**What you are asked to do**
Copy out all the records exactly.
>> START Dataset
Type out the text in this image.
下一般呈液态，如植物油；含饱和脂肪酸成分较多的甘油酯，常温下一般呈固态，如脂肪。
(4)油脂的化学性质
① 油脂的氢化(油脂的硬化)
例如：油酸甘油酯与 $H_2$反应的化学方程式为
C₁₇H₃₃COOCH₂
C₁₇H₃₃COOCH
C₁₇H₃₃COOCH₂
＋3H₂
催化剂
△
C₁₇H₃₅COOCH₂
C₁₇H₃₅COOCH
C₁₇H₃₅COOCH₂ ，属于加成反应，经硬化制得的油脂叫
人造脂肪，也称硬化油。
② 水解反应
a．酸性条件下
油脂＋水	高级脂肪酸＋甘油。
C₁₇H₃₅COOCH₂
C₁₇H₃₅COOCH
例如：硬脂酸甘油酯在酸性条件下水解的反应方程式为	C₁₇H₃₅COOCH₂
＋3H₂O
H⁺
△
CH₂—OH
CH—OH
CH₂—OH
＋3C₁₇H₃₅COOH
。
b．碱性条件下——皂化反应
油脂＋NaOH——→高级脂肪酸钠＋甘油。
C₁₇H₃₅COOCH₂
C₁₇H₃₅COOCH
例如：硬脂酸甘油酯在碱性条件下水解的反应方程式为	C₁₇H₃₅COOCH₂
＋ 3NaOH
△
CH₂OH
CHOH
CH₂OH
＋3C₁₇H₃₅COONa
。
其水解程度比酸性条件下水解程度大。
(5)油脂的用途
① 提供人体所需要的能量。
>> END Dataset
**Exercise solution**
Type out the text in this image.
下一般呈液态，如植物油；含饱和脂肪酸成分较多的甘油酯，常温下一般呈固态，如脂肪。
(4)油脂的化学性质
① 油脂的氢化(油脂的硬化)
例如：油酸甘油酯与 $H_2$反应的化学方程式为
C₁₇H₃₃COOCH₂
C₁₇H₃₃COOCH
C₁₇H₃₃COOCH₂
＋3H₂
催化剂
△
C₁₇H₃₅COOCH₂
C₁₇H₃₅COOCH
C₁₇H₃₅COOCH₂ ，属于加成反应，经硬化制得的油脂叫
人造脂肪，也称硬化油。
② 水解反应
a．酸性条件下
油脂＋水	高级脂肪酸＋甘油。
C₁₇H₃₅COOCH₂
C₁₇H₃₅COOCH
例如：硬脂酸甘油酯在酸性条件下水解的反应方程式为	C₁₇H₃₅COOCH₂
＋3H₂O
H⁺
△
CH₂—OH
CH—OH
CH₂—OH
＋3C₁₇H₃₅COOH
。
b．碱性条件下——皂化反应
油脂＋NaOH——→高级脂肪酸钠＋甘油。
C₁₇H₃₅COOCH₂
C₁₇H₃₅COOCH
例如：硬脂酸甘油酯在碱性条件下水解的反应方程式为	C₁₇H₃₅COOCH₂
＋ 3NaOH
△
CH₂OH
CHOH
CH₂OH
＋3C₁₇H₃₅COONa
。
其水解程度比酸性条件下水解程度大。
(5)油脂的用途
① 提供人体所需要的能量。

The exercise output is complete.